▶ [PROBLEM TO WORK ON]:
Below are records to repeat exactly. Omit the pictures from the copy.

▶ [AVAILABLE DATA]:
****************
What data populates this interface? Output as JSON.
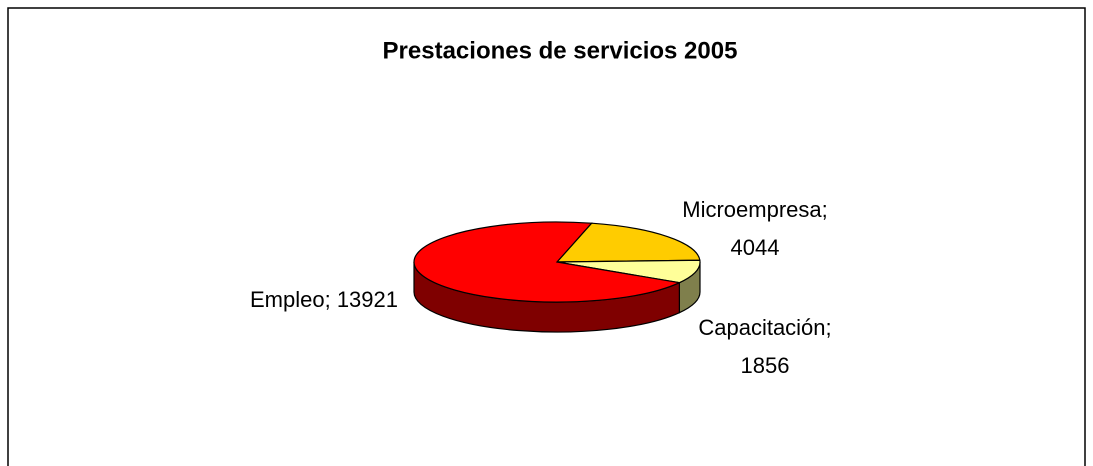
{
  "chart_data": {
    "type": "pie3d",
    "title": "Prestaciones de servicios 2005",
    "values": [
      4044,
      1856,
      13921
    ],
    "value_labels": [
      "Microempresa; 4044",
      "Capacitación; 1856",
      "Empleo; 13921"
    ],
    "colors": [
      "#ffcc00",
      "#ffff99",
      "#ff0000"
    ]
  }
}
****************
▶ [FULL SOLUTION]:
What data populates this interface? Output as JSON.
{
  "chart_data": {
    "type": "pie3d",
    "title": "Prestaciones de servicios 2005",
    "values": [
      4044,
      1856,
      13921
    ],
    "value_labels": [
      "Microempresa; 4044",
      "Capacitación; 1856",
      "Empleo; 13921"
    ],
    "colors": [
      "#ffcc00",
      "#ffff99",
      "#ff0000"
    ]
  }
}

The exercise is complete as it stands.